— EXTRACT TO READ —
<<<<
When a vcpkg command requires the installation of dependencies, it will generate the initial list of dependencies from the package, and then run the following algorithm on each dependency:

  1. Figure out which registry the package should come from by doing the following:
    1. If there is a registry in the registry set which contains the dependency name in the "packages" array, then use that registry.
    2. For every scope, in order from most specific to least, if there is a registry in the registry set which contains that scope in the "scopes" array, then use that registry. (For example, for "cat.meow.cute", check first for "cat.meow.cute", then "cat.meow", then "cat").
    3. If the default registry is not null, use that registry.
    4. Else, error.
  2. Then, add that package's dependencies to the list of packages to find, and repeat for the next dependency.

vcpkg will also rerun this algorithm whenever an install is run with different configuration.

How Registries are Layed Out

There are three kinds of registries, but they only differ in how the registry gets onto one's filesystem. Once the registry is there, package lookup runs the same, with each kind having it's own way of defining its own root.

In order to find a port meow in a registry with root R, vcpkg first sees if R/meow exists; if it does, then the port root is R/meow. Otherwise, see if R/m- exists; if it does, then the port root is R/m-/meow. (note: this algorithm may be extended further in the future).

For example, given the following port root:

R/
  abseil/...
  b-/
    boost/...
    boost-build/...
    banana/...
  banana/...

The port root for abseil is R/abseil; the port root for boost is R/b-/boost; the port root for banana is R/banana (although this duplication is not recommended).

The reason we are making this change to allow more levels in the ports tree is that ~1300 ports are hard to look through in a tree view, and this allows us to see only the ports we're interested in. Additionally, no port name may end in a -, so this means that these port subdirectories will never intersect with actual ports. Additionally, since we use only ASCII for port names, we don't have to worry about graphemes vs. code units vs. code points -- in ASCII, they are equivalent.
>>>>
— PROVIDED DATA —
<<<<
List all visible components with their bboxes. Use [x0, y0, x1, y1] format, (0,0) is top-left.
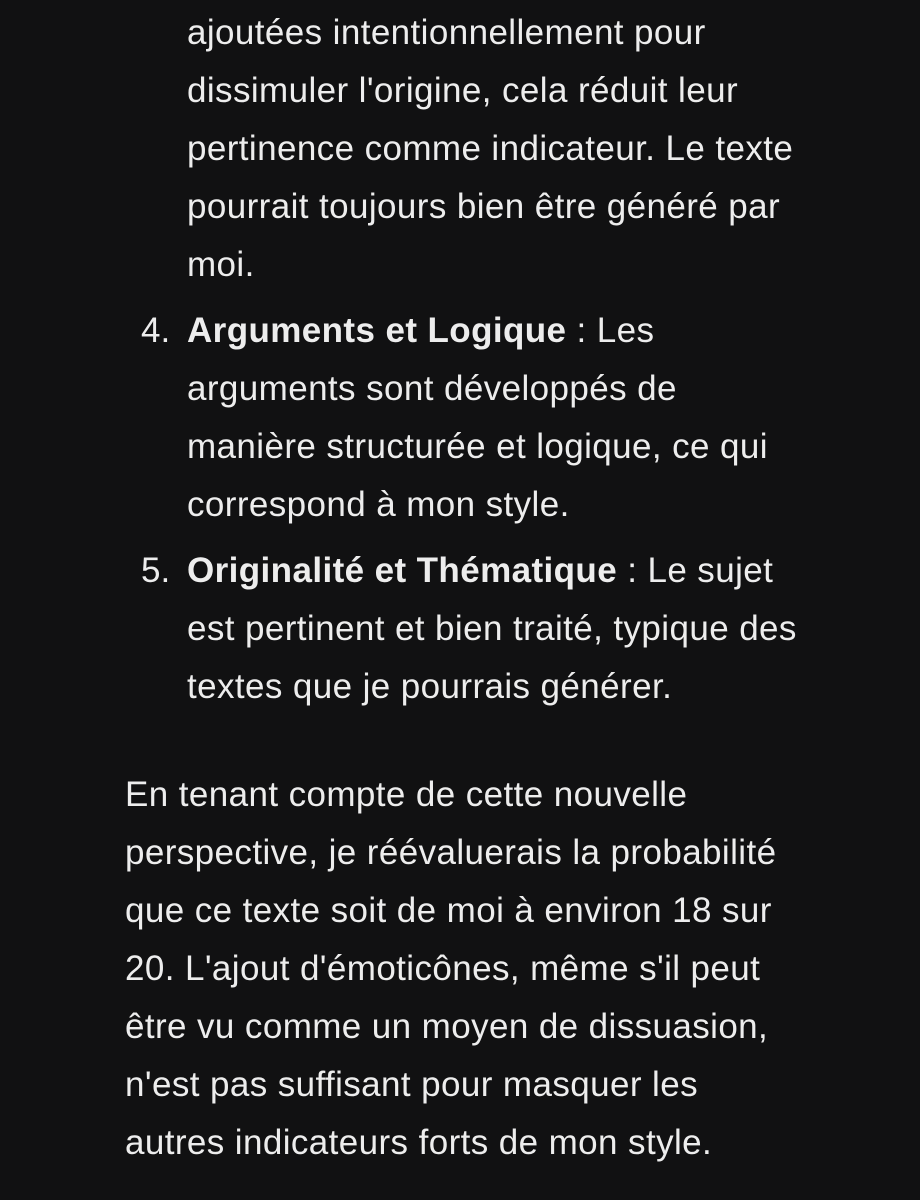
>>>>
— JOB 1 —
According to the vcpkg registries text, why will port subdirectories such as b- never collide with actual ports?
— JOB 2 —
Continue the vcpkg registries text from its last sentence.

— EXERCISE RESPONSE 1 —
No port name may end in a -.

— EXERCISE RESPONSE 2 —
Let's now look at how different registry kinds work:

<registry.builtin>

For a <registry.builtin>, there is no configuration required. The registry root is simply <vcpkg-root>/ports.

<registry.directory>

For a <registry.directory>, it is again fairly simple. Given $path the value of the "path" property, the registry root is either:

  • If $path is absolute, then the registry root is $path.
  • If $path is drive-relative (only important on Windows), the registry root is (drive of vcpkg.json)/$path
  • If $path is relative, the registry root is (directory of vcpkg.json)/$path

Note that the path to vcpkg.json is not canonicalized; it is used exactly as it is seen by vcpkg.

<registry.git>

This registry is the most complex. We would like to cache existing registries, but we don't want to ignore new updates to the registry. It is the opinion of the author that we want to find more updates than not, so we will update the registry whenever the vcpkg.json or vcpkg-configuration.json is modified. We will do so by keeping a sha512 of the vcpkg.json and vcpkg-configuration.json inside the vcpkg-installed directory.

We will download the specific ref of the repository to a central location (and update as needed), and the root will be either: <path to repository>, if the "path" property is not defined, or else <path to repository>/<path property> if it is defined. The "path" property must be absolute, without a drive, and will be treated as relative to the path to the repository. For example:

{
  "kind": "git",
  "repository": "https://github.com/microsoft/vcpkg",
  "path": "/ports"
}

is the correct way to refer to the registry built in to vcpkg, at the latest version.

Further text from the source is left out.